**Exercise description:**
Reproduce the material in full, exactly as written.

**Excerpted data:**
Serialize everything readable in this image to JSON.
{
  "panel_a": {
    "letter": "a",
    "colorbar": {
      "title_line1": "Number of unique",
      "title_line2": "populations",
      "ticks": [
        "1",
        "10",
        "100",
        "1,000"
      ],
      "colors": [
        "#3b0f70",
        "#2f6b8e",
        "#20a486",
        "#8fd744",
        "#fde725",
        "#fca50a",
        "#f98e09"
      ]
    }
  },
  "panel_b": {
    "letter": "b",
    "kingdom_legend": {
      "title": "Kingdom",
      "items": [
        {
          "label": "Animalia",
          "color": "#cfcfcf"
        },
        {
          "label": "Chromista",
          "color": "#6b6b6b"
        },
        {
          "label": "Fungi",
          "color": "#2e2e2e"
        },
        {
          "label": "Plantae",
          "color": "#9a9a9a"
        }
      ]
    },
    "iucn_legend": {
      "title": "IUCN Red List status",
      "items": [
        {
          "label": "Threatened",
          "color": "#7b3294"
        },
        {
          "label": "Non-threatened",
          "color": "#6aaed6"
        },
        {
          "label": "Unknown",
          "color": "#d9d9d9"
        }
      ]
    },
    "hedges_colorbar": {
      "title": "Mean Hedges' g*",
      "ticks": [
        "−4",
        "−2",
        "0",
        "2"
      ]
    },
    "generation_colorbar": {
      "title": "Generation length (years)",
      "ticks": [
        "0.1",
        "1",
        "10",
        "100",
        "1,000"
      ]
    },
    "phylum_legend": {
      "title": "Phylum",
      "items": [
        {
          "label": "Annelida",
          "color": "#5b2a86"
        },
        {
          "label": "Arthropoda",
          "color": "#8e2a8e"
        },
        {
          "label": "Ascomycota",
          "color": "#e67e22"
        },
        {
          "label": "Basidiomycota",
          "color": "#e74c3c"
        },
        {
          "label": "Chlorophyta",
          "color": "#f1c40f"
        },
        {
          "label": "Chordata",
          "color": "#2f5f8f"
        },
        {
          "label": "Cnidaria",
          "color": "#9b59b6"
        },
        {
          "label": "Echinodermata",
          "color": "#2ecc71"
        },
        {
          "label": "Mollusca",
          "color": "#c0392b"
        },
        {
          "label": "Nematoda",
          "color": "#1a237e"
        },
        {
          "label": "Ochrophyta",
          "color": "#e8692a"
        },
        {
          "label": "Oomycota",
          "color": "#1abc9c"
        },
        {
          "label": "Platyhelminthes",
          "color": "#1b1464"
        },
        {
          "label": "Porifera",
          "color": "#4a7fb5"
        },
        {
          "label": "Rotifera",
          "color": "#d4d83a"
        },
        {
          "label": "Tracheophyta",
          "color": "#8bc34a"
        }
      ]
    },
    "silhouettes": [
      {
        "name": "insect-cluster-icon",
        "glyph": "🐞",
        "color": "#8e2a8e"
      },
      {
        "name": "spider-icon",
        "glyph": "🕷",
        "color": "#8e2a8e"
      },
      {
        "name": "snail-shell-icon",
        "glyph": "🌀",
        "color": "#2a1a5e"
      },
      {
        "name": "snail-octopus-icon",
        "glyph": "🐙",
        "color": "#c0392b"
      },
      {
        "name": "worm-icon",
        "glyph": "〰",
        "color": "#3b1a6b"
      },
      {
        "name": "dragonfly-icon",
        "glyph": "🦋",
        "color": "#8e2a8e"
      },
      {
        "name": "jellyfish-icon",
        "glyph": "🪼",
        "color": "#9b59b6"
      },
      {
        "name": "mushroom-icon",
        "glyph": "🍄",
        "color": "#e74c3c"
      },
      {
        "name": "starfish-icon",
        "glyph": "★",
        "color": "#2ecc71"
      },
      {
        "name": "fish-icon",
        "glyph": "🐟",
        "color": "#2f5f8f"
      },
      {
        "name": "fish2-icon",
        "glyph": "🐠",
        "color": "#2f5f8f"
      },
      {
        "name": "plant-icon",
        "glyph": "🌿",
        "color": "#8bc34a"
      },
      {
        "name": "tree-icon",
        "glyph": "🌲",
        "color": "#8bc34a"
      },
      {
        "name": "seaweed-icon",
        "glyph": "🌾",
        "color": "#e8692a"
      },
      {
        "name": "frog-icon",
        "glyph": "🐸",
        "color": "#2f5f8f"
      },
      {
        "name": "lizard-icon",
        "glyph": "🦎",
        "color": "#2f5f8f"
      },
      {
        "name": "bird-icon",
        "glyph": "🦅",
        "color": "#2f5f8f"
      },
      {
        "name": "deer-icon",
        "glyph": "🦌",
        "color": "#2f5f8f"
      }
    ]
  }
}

**Output for this task:**
Serialize everything readable in this image to JSON.
{
  "panel_a": {
    "letter": "a",
    "colorbar": {
      "title_line1": "Number of unique",
      "title_line2": "populations",
      "ticks": [
        "1",
        "10",
        "100",
        "1,000"
      ],
      "colors": [
        "#3b0f70",
        "#2f6b8e",
        "#20a486",
        "#8fd744",
        "#fde725",
        "#fca50a",
        "#f98e09"
      ]
    }
  },
  "panel_b": {
    "letter": "b",
    "kingdom_legend": {
      "title": "Kingdom",
      "items": [
        {
          "label": "Animalia",
          "color": "#cfcfcf"
        },
        {
          "label": "Chromista",
          "color": "#6b6b6b"
        },
        {
          "label": "Fungi",
          "color": "#2e2e2e"
        },
        {
          "label": "Plantae",
          "color": "#9a9a9a"
        }
      ]
    },
    "iucn_legend": {
      "title": "IUCN Red List status",
      "items": [
        {
          "label": "Threatened",
          "color": "#7b3294"
        },
        {
          "label": "Non-threatened",
          "color": "#6aaed6"
        },
        {
          "label": "Unknown",
          "color": "#d9d9d9"
        }
      ]
    },
    "hedges_colorbar": {
      "title": "Mean Hedges' g*",
      "ticks": [
        "−4",
        "−2",
        "0",
        "2"
      ]
    },
    "generation_colorbar": {
      "title": "Generation length (years)",
      "ticks": [
        "0.1",
        "1",
        "10",
        "100",
        "1,000"
      ]
    },
    "phylum_legend": {
      "title": "Phylum",
      "items": [
        {
          "label": "Annelida",
          "color": "#5b2a86"
        },
        {
          "label": "Arthropoda",
          "color": "#8e2a8e"
        },
        {
          "label": "Ascomycota",
          "color": "#e67e22"
        },
        {
          "label": "Basidiomycota",
          "color": "#e74c3c"
        },
        {
          "label": "Chlorophyta",
          "color": "#f1c40f"
        },
        {
          "label": "Chordata",
          "color": "#2f5f8f"
        },
        {
          "label": "Cnidaria",
          "color": "#9b59b6"
        },
        {
          "label": "Echinodermata",
          "color": "#2ecc71"
        },
        {
          "label": "Mollusca",
          "color": "#c0392b"
        },
        {
          "label": "Nematoda",
          "color": "#1a237e"
        },
        {
          "label": "Ochrophyta",
          "color": "#e8692a"
        },
        {
          "label": "Oomycota",
          "color": "#1abc9c"
        },
        {
          "label": "Platyhelminthes",
          "color": "#1b1464"
        },
        {
          "label": "Porifera",
          "color": "#4a7fb5"
        },
        {
          "label": "Rotifera",
          "color": "#d4d83a"
        },
        {
          "label": "Tracheophyta",
          "color": "#8bc34a"
        }
      ]
    },
    "silhouettes": [
      {
        "name": "insect-cluster-icon",
        "glyph": "🐞",
        "color": "#8e2a8e"
      },
      {
        "name": "spider-icon",
        "glyph": "🕷",
        "color": "#8e2a8e"
      },
      {
        "name": "snail-shell-icon",
        "glyph": "🌀",
        "color": "#2a1a5e"
      },
      {
        "name": "snail-octopus-icon",
        "glyph": "🐙",
        "color": "#c0392b"
      },
      {
        "name": "worm-icon",
        "glyph": "〰",
        "color": "#3b1a6b"
      },
      {
        "name": "dragonfly-icon",
        "glyph": "🦋",
        "color": "#8e2a8e"
      },
      {
        "name": "jellyfish-icon",
        "glyph": "🪼",
        "color": "#9b59b6"
      },
      {
        "name": "mushroom-icon",
        "glyph": "🍄",
        "color": "#e74c3c"
      },
      {
        "name": "starfish-icon",
        "glyph": "★",
        "color": "#2ecc71"
      },
      {
        "name": "fish-icon",
        "glyph": "🐟",
        "color": "#2f5f8f"
      },
      {
        "name": "fish2-icon",
        "glyph": "🐠",
        "color": "#2f5f8f"
      },
      {
        "name": "plant-icon",
        "glyph": "🌿",
        "color": "#8bc34a"
      },
      {
        "name": "tree-icon",
        "glyph": "🌲",
        "color": "#8bc34a"
      },
      {
        "name": "seaweed-icon",
        "glyph": "🌾",
        "color": "#e8692a"
      },
      {
        "name": "frog-icon",
        "glyph": "🐸",
        "color": "#2f5f8f"
      },
      {
        "name": "lizard-icon",
        "glyph": "🦎",
        "color": "#2f5f8f"
      },
      {
        "name": "bird-icon",
        "glyph": "🦅",
        "color": "#2f5f8f"
      },
      {
        "name": "deer-icon",
        "glyph": "🦌",
        "color": "#2f5f8f"
      }
    ]
  }
}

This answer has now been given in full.